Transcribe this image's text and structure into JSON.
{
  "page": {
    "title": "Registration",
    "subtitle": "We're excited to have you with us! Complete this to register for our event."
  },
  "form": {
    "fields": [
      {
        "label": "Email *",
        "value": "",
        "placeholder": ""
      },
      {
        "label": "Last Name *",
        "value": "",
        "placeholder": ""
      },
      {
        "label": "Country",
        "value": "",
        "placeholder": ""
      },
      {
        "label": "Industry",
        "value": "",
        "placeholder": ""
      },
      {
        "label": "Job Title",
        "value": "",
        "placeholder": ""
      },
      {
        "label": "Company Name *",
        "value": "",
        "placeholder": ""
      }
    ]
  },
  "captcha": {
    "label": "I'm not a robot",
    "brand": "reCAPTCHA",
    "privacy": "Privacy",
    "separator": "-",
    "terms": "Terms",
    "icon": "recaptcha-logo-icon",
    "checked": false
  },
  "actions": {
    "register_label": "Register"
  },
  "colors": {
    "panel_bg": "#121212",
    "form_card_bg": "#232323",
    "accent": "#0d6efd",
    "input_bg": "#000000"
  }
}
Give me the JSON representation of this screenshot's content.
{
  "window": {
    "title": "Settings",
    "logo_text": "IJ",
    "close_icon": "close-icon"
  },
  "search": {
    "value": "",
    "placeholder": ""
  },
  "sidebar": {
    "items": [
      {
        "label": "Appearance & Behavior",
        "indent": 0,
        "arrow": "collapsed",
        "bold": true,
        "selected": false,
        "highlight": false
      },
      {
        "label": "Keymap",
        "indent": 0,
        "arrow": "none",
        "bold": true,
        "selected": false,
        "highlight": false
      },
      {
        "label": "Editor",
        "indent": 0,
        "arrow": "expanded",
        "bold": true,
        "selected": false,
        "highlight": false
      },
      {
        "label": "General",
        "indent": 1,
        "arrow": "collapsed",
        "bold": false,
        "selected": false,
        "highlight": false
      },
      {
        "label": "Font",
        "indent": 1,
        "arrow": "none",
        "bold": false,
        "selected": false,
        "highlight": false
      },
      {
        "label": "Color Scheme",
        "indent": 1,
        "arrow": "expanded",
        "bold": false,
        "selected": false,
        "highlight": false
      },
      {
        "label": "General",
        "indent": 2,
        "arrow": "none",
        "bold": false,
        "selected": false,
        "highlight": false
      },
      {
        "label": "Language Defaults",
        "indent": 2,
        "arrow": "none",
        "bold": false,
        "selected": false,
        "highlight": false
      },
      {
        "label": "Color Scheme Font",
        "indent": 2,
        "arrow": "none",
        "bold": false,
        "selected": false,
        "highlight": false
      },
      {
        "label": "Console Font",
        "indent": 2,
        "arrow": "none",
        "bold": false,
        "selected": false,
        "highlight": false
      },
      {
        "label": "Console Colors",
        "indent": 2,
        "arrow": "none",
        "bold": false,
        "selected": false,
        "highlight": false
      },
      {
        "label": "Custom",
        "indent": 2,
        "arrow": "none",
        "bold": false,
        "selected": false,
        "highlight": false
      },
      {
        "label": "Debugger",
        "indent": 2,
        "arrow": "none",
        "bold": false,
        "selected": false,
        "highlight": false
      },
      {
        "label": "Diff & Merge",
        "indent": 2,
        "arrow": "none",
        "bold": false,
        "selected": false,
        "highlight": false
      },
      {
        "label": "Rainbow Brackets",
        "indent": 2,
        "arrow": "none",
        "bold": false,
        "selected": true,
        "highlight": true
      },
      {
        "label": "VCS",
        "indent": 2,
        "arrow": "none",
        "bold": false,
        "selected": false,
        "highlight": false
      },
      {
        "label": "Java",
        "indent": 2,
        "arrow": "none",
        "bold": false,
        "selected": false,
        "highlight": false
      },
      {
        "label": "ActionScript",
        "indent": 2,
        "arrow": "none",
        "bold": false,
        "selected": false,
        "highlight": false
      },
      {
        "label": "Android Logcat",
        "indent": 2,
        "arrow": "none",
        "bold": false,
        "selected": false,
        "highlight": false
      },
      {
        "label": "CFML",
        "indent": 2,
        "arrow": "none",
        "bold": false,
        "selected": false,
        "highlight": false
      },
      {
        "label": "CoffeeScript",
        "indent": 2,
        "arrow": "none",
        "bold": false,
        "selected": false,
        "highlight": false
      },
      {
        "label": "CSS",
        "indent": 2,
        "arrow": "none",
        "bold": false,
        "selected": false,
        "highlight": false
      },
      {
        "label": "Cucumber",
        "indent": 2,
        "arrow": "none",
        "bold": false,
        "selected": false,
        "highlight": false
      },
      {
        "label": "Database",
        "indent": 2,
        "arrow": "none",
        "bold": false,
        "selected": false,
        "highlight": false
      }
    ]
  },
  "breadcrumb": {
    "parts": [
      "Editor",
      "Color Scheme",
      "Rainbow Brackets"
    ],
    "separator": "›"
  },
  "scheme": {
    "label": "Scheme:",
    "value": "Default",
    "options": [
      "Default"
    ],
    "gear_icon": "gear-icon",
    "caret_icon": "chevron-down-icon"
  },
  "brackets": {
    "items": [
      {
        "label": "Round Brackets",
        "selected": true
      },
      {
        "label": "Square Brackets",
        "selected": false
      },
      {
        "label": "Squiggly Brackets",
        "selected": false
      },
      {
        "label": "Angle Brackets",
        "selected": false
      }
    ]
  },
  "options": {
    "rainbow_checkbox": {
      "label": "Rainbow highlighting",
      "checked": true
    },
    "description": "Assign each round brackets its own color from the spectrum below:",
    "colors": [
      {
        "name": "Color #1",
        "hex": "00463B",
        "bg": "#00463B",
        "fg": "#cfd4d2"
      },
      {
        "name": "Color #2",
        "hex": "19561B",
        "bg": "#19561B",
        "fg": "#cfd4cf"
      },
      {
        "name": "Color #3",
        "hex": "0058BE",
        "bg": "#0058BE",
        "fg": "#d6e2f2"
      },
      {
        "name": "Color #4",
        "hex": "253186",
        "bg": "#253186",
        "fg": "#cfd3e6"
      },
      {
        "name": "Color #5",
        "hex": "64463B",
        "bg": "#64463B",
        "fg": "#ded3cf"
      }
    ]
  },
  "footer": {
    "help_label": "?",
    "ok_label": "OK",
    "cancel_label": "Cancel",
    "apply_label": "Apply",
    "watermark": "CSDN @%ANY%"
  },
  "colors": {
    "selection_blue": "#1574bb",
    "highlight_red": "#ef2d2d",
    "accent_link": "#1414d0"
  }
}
##########
## Work to do
Repeat every entry exactly, please.

## Expected output
Transcribe this image's text and structure into JSON.
{
  "page": {
    "title": "Registration",
    "subtitle": "We're excited to have you with us! Complete this to register for our event."
  },
  "form": {
    "fields": [
      {
        "label": "Email *",
        "value": "",
        "placeholder": ""
      },
      {
        "label": "Last Name *",
        "value": "",
        "placeholder": ""
      },
      {
        "label": "Country",
        "value": "",
        "placeholder": ""
      },
      {
        "label": "Industry",
        "value": "",
        "placeholder": ""
      },
      {
        "label": "Job Title",
        "value": "",
        "placeholder": ""
      },
      {
        "label": "Company Name *",
        "value": "",
        "placeholder": ""
      }
    ]
  },
  "captcha": {
    "label": "I'm not a robot",
    "brand": "reCAPTCHA",
    "privacy": "Privacy",
    "separator": "-",
    "terms": "Terms",
    "icon": "recaptcha-logo-icon",
    "checked": false
  },
  "actions": {
    "register_label": "Register"
  },
  "colors": {
    "panel_bg": "#121212",
    "form_card_bg": "#232323",
    "accent": "#0d6efd",
    "input_bg": "#000000"
  }
}
Give me the JSON representation of this screenshot's content.
{
  "window": {
    "title": "Settings",
    "logo_text": "IJ",
    "close_icon": "close-icon"
  },
  "search": {
    "value": "",
    "placeholder": ""
  },
  "sidebar": {
    "items": [
      {
        "label": "Appearance & Behavior",
        "indent": 0,
        "arrow": "collapsed",
        "bold": true,
        "selected": false,
        "highlight": false
      },
      {
        "label": "Keymap",
        "indent": 0,
        "arrow": "none",
        "bold": true,
        "selected": false,
        "highlight": false
      },
      {
        "label": "Editor",
        "indent": 0,
        "arrow": "expanded",
        "bold": true,
        "selected": false,
        "highlight": false
      },
      {
        "label": "General",
        "indent": 1,
        "arrow": "collapsed",
        "bold": false,
        "selected": false,
        "highlight": false
      },
      {
        "label": "Font",
        "indent": 1,
        "arrow": "none",
        "bold": false,
        "selected": false,
        "highlight": false
      },
      {
        "label": "Color Scheme",
        "indent": 1,
        "arrow": "expanded",
        "bold": false,
        "selected": false,
        "highlight": false
      },
      {
        "label": "General",
        "indent": 2,
        "arrow": "none",
        "bold": false,
        "selected": false,
        "highlight": false
      },
      {
        "label": "Language Defaults",
        "indent": 2,
        "arrow": "none",
        "bold": false,
        "selected": false,
        "highlight": false
      },
      {
        "label": "Color Scheme Font",
        "indent": 2,
        "arrow": "none",
        "bold": false,
        "selected": false,
        "highlight": false
      },
      {
        "label": "Console Font",
        "indent": 2,
        "arrow": "none",
        "bold": false,
        "selected": false,
        "highlight": false
      },
      {
        "label": "Console Colors",
        "indent": 2,
        "arrow": "none",
        "bold": false,
        "selected": false,
        "highlight": false
      },
      {
        "label": "Custom",
        "indent": 2,
        "arrow": "none",
        "bold": false,
        "selected": false,
        "highlight": false
      },
      {
        "label": "Debugger",
        "indent": 2,
        "arrow": "none",
        "bold": false,
        "selected": false,
        "highlight": false
      },
      {
        "label": "Diff & Merge",
        "indent": 2,
        "arrow": "none",
        "bold": false,
        "selected": false,
        "highlight": false
      },
      {
        "label": "Rainbow Brackets",
        "indent": 2,
        "arrow": "none",
        "bold": false,
        "selected": true,
        "highlight": true
      },
      {
        "label": "VCS",
        "indent": 2,
        "arrow": "none",
        "bold": false,
        "selected": false,
        "highlight": false
      },
      {
        "label": "Java",
        "indent": 2,
        "arrow": "none",
        "bold": false,
        "selected": false,
        "highlight": false
      },
      {
        "label": "ActionScript",
        "indent": 2,
        "arrow": "none",
        "bold": false,
        "selected": false,
        "highlight": false
      },
      {
        "label": "Android Logcat",
        "indent": 2,
        "arrow": "none",
        "bold": false,
        "selected": false,
        "highlight": false
      },
      {
        "label": "CFML",
        "indent": 2,
        "arrow": "none",
        "bold": false,
        "selected": false,
        "highlight": false
      },
      {
        "label": "CoffeeScript",
        "indent": 2,
        "arrow": "none",
        "bold": false,
        "selected": false,
        "highlight": false
      },
      {
        "label": "CSS",
        "indent": 2,
        "arrow": "none",
        "bold": false,
        "selected": false,
        "highlight": false
      },
      {
        "label": "Cucumber",
        "indent": 2,
        "arrow": "none",
        "bold": false,
        "selected": false,
        "highlight": false
      },
      {
        "label": "Database",
        "indent": 2,
        "arrow": "none",
        "bold": false,
        "selected": false,
        "highlight": false
      }
    ]
  },
  "breadcrumb": {
    "parts": [
      "Editor",
      "Color Scheme",
      "Rainbow Brackets"
    ],
    "separator": "›"
  },
  "scheme": {
    "label": "Scheme:",
    "value": "Default",
    "options": [
      "Default"
    ],
    "gear_icon": "gear-icon",
    "caret_icon": "chevron-down-icon"
  },
  "brackets": {
    "items": [
      {
        "label": "Round Brackets",
        "selected": true
      },
      {
        "label": "Square Brackets",
        "selected": false
      },
      {
        "label": "Squiggly Brackets",
        "selected": false
      },
      {
        "label": "Angle Brackets",
        "selected": false
      }
    ]
  },
  "options": {
    "rainbow_checkbox": {
      "label": "Rainbow highlighting",
      "checked": true
    },
    "description": "Assign each round brackets its own color from the spectrum below:",
    "colors": [
      {
        "name": "Color #1",
        "hex": "00463B",
        "bg": "#00463B",
        "fg": "#cfd4d2"
      },
      {
        "name": "Color #2",
        "hex": "19561B",
        "bg": "#19561B",
        "fg": "#cfd4cf"
      },
      {
        "name": "Color #3",
        "hex": "0058BE",
        "bg": "#0058BE",
        "fg": "#d6e2f2"
      },
      {
        "name": "Color #4",
        "hex": "253186",
        "bg": "#253186",
        "fg": "#cfd3e6"
      },
      {
        "name": "Color #5",
        "hex": "64463B",
        "bg": "#64463B",
        "fg": "#ded3cf"
      }
    ]
  },
  "footer": {
    "help_label": "?",
    "ok_label": "OK",
    "cancel_label": "Cancel",
    "apply_label": "Apply",
    "watermark": "CSDN @%ANY%"
  },
  "colors": {
    "selection_blue": "#1574bb",
    "highlight_red": "#ef2d2d",
    "accent_link": "#1414d0"
  }
}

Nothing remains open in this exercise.